Task data »
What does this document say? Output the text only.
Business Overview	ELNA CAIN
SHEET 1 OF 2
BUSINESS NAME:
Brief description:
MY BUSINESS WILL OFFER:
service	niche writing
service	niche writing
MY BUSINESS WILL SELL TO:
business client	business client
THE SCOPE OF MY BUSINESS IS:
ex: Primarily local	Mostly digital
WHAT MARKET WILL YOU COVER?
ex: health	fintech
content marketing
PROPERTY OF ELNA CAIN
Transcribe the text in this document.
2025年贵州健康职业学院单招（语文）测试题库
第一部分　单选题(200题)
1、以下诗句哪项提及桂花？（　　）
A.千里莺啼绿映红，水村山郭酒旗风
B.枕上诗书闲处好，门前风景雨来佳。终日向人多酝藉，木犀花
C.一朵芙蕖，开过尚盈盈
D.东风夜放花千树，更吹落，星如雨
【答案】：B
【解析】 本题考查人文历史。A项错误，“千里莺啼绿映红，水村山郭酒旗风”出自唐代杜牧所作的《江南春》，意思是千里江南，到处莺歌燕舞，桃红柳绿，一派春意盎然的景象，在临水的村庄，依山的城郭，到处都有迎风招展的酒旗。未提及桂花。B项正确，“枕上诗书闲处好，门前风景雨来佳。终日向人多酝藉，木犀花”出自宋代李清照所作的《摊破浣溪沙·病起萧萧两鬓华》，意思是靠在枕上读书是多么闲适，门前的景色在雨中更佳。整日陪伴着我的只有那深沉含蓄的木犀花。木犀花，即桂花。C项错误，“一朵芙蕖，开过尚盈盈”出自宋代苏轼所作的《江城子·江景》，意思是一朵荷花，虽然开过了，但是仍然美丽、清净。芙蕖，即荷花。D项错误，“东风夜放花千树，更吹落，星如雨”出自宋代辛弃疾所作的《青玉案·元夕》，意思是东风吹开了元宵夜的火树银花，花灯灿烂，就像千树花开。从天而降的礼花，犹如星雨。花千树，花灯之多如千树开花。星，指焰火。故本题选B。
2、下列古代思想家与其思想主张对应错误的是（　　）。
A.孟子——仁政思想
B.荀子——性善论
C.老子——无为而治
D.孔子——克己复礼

Written instruction »
Where a line of the material above holds the string "WILL", copy that line.

Final result »
MY BUSINESS WILL OFFER:
MY BUSINESS WILL SELL TO:
WHAT MARKET WILL YOU COVER?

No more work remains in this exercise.